── Task input ──

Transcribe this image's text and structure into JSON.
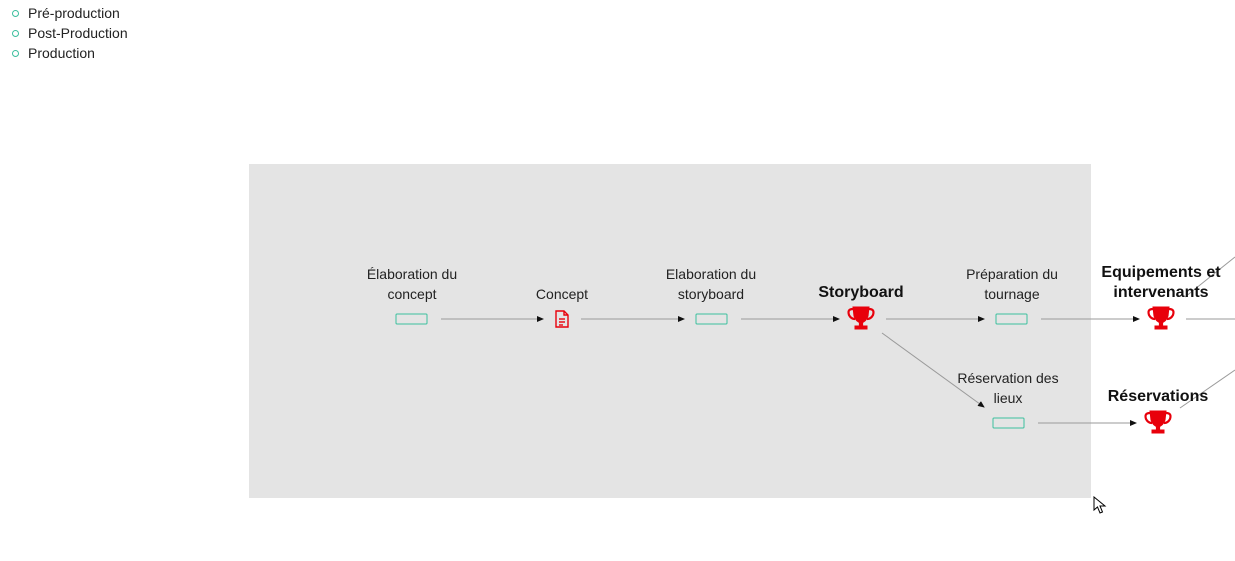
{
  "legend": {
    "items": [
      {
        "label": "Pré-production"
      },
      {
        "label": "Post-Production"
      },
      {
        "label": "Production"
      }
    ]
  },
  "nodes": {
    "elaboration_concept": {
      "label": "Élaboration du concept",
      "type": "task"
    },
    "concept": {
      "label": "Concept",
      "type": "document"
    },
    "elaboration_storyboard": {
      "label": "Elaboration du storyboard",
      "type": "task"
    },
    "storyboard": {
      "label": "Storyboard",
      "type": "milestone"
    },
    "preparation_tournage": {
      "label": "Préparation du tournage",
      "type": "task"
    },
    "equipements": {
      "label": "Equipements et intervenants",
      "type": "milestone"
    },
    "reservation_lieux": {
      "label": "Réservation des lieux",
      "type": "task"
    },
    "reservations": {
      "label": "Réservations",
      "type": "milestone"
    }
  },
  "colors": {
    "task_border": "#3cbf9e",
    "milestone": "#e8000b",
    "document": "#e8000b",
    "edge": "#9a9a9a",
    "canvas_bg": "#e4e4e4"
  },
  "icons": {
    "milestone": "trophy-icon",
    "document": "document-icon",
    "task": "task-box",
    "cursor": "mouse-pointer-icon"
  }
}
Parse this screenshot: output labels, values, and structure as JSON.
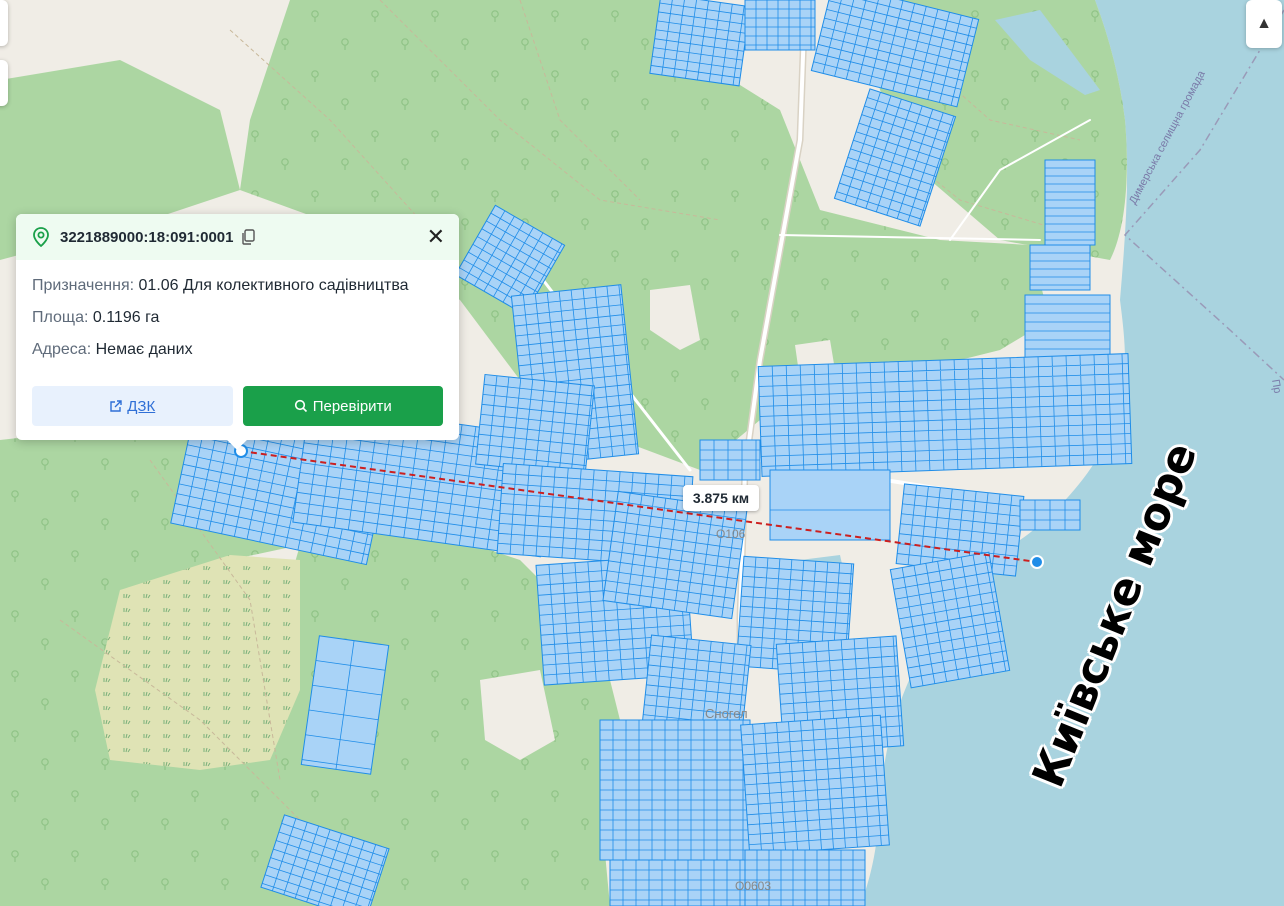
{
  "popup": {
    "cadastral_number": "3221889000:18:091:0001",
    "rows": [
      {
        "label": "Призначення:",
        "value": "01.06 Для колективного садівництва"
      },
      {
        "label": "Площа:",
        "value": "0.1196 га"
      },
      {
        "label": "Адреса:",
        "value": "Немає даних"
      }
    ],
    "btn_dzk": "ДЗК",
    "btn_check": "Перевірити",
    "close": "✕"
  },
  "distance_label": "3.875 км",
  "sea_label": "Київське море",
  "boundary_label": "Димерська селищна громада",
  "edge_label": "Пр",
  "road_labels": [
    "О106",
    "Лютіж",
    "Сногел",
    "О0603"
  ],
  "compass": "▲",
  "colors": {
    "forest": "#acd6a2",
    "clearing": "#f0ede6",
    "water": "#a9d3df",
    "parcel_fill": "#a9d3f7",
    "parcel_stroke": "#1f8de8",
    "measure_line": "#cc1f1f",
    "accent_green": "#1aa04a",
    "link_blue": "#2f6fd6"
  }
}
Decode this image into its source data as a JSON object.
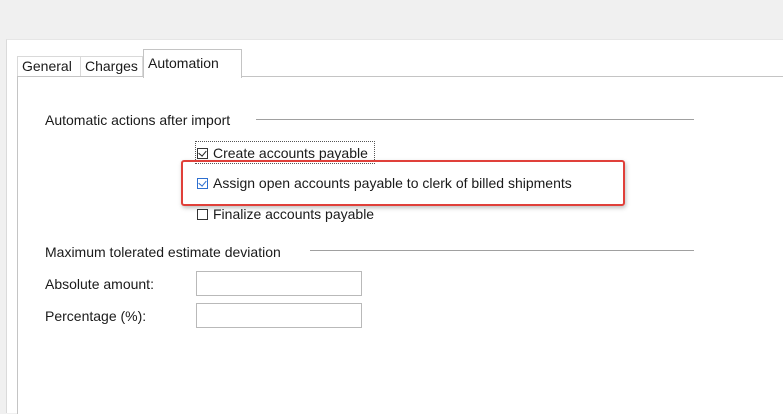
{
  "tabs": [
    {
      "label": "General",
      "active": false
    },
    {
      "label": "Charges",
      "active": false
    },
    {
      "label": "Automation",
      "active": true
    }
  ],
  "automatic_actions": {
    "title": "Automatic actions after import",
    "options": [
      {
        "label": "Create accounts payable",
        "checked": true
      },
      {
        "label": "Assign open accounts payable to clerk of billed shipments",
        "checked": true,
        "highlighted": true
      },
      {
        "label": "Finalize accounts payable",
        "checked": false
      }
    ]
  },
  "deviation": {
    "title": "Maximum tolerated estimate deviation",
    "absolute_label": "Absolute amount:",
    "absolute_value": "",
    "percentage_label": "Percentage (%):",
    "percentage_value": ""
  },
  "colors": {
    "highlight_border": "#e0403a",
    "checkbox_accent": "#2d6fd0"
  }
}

───
── Task input ──

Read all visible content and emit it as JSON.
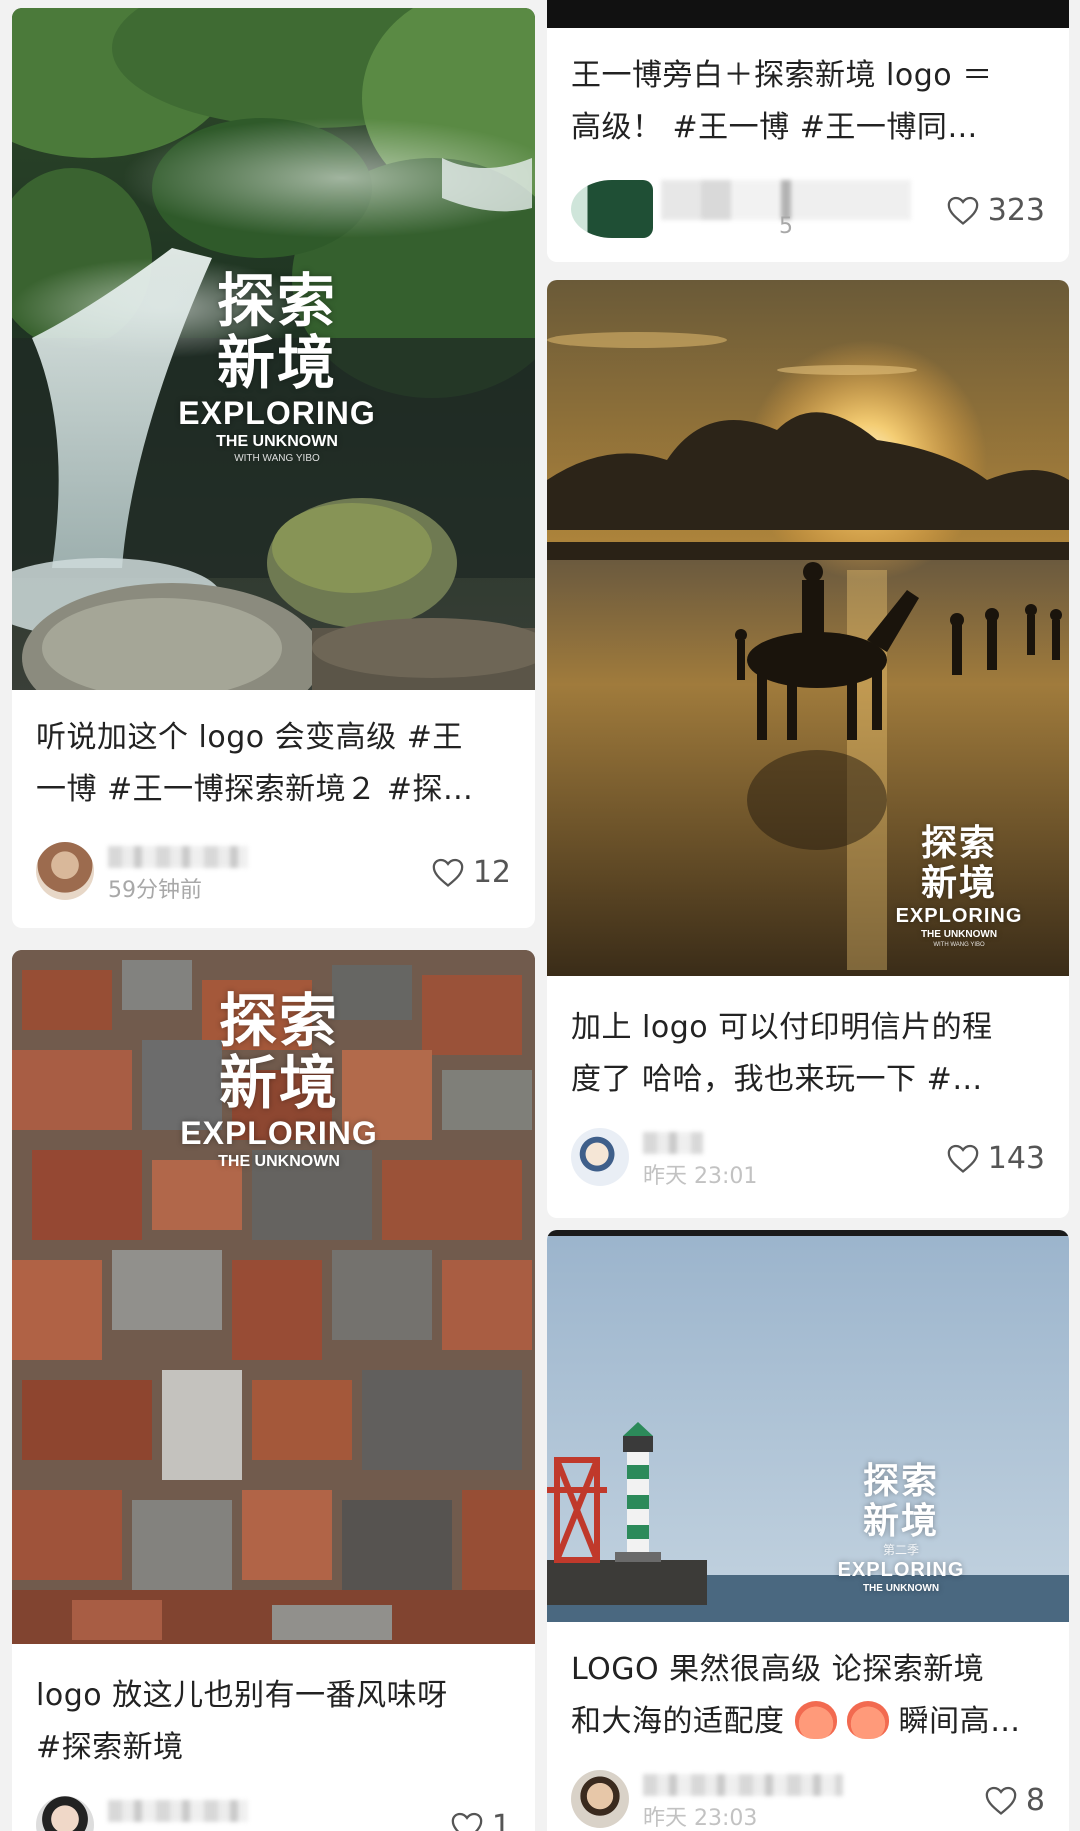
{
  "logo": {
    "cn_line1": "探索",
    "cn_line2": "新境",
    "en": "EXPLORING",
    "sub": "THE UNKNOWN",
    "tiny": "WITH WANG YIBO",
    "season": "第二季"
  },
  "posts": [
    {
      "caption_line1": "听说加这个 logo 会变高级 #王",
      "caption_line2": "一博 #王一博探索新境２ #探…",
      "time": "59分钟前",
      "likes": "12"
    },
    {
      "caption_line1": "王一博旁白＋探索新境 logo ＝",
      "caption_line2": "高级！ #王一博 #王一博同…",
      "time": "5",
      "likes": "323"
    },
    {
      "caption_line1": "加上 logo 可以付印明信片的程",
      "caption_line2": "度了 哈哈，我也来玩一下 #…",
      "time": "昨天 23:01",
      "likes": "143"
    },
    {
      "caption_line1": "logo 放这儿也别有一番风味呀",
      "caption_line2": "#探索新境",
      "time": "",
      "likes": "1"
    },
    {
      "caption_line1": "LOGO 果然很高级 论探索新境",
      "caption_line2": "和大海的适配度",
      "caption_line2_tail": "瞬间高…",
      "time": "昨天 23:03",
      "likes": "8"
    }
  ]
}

───

Aim of the task:
Which lines above hold the word "deviation"? Copy each of them.

Answer for this exercise:
  "deviation": {
    "title": "Maximum tolerated estimate deviation",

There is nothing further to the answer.